▶ [What is being asked]
Collect each line holding the string "Percent".

▶ [Exercise material]
>>>>

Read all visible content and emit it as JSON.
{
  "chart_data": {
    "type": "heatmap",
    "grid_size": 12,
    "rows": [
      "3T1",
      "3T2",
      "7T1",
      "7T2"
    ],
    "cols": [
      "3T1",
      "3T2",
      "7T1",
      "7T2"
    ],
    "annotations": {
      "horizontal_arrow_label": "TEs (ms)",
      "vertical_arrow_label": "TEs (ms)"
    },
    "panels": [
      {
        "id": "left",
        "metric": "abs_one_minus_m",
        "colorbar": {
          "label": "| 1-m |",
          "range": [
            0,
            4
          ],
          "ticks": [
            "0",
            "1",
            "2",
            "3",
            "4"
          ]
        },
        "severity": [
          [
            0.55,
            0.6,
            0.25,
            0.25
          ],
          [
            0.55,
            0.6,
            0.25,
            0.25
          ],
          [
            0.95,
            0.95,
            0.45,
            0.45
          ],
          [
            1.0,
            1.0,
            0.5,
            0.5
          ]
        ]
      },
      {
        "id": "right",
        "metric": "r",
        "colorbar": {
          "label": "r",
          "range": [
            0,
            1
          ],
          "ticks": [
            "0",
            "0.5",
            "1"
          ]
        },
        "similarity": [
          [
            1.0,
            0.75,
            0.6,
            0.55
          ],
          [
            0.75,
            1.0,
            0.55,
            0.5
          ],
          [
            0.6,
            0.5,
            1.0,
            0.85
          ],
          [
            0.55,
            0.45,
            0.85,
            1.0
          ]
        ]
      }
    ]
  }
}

<<<<
>>>>

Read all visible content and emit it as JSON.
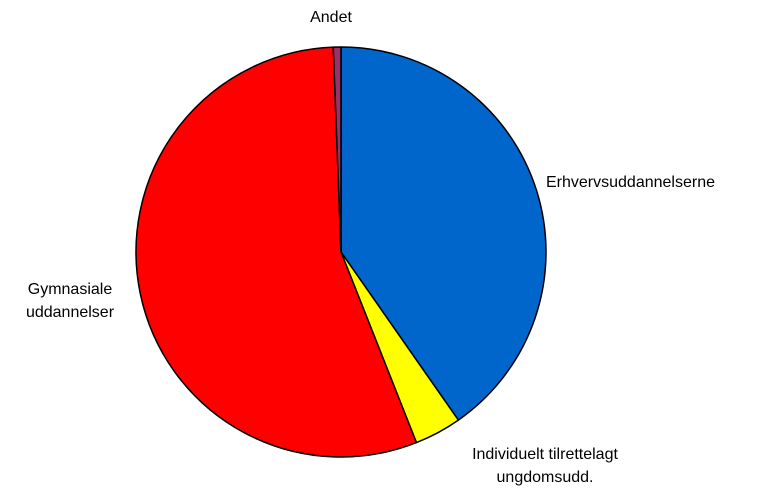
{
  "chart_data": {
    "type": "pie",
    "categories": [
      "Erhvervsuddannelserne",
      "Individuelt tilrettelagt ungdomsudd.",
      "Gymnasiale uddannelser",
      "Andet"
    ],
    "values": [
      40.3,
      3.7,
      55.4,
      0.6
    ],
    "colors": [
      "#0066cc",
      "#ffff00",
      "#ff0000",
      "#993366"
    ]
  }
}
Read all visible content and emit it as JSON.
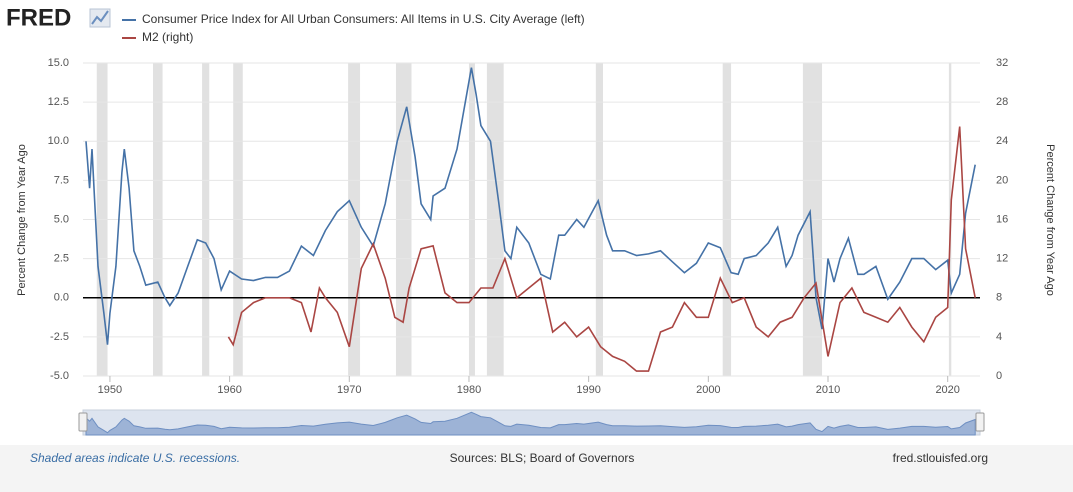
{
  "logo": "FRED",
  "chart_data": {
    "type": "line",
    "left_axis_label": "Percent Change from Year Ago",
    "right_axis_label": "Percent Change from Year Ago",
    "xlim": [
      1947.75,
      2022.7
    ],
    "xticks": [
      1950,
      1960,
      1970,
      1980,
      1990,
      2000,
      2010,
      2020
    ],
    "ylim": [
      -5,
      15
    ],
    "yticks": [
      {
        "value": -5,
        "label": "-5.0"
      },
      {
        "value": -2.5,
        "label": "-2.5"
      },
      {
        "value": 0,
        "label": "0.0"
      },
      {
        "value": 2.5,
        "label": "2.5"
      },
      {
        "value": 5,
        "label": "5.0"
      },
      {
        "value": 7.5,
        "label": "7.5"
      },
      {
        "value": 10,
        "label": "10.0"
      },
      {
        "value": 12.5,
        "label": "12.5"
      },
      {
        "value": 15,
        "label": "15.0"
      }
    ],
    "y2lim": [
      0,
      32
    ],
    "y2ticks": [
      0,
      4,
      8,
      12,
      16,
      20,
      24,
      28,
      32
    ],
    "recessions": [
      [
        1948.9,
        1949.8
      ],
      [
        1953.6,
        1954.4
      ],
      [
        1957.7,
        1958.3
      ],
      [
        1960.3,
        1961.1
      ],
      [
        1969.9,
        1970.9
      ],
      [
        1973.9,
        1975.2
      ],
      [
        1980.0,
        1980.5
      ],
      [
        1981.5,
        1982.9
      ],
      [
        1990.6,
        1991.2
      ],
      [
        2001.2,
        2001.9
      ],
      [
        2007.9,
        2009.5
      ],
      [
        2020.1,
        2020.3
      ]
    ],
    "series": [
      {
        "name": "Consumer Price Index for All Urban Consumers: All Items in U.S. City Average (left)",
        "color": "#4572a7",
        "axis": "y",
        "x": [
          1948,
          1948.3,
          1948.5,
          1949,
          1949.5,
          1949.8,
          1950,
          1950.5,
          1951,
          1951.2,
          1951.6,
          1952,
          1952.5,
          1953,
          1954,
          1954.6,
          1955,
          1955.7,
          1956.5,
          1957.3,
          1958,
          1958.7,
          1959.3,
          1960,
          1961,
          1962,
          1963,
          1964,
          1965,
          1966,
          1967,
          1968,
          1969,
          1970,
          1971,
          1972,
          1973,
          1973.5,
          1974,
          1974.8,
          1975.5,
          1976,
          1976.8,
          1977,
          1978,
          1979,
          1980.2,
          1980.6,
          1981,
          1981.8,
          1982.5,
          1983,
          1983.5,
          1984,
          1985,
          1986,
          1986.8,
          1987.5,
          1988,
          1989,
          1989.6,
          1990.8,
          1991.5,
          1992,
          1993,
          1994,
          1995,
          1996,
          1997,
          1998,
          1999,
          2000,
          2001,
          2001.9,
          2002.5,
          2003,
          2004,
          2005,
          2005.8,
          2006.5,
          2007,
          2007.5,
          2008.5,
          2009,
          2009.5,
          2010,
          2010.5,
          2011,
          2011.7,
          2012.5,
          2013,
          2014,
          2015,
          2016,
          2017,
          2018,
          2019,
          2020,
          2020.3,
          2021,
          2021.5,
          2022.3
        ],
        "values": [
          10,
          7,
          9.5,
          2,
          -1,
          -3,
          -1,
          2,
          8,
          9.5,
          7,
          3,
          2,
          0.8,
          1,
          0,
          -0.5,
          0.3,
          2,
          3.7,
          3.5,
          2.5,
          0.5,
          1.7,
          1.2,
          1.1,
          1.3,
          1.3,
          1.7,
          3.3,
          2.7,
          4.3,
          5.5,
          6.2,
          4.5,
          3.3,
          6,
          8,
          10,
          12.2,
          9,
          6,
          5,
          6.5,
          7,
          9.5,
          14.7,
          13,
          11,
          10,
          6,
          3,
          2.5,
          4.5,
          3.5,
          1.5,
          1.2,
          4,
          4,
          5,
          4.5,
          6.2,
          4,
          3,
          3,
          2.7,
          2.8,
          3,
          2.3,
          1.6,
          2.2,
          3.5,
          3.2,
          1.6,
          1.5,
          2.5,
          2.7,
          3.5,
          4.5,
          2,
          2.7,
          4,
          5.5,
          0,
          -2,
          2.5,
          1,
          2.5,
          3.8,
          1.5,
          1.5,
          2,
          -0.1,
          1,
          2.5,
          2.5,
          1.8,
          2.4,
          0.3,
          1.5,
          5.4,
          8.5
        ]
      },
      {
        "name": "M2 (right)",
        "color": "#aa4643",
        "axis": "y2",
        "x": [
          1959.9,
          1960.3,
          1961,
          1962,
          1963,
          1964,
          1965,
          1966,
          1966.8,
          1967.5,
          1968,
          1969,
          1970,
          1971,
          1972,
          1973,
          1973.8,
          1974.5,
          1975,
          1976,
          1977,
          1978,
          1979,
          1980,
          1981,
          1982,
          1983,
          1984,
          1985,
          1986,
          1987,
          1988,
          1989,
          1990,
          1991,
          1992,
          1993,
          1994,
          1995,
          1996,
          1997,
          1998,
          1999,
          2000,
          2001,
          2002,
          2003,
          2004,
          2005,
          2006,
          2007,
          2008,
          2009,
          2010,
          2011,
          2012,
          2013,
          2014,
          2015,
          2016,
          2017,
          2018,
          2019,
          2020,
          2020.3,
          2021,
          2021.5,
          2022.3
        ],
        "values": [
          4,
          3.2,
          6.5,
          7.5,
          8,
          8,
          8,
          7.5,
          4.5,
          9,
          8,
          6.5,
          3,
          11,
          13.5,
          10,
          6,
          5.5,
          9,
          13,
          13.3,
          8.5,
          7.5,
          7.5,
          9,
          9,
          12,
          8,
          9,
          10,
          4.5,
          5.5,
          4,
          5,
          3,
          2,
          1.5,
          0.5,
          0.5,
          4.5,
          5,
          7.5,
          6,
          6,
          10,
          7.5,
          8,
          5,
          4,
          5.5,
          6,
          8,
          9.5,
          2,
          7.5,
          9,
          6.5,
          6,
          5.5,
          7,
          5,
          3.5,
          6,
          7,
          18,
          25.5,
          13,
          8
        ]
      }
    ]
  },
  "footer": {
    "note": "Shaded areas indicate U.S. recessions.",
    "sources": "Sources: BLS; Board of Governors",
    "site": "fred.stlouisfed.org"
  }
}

<<<<

▶ [Finished answer]
    "left_axis_label": "Percent Change from Year Ago",
    "right_axis_label": "Percent Change from Year Ago",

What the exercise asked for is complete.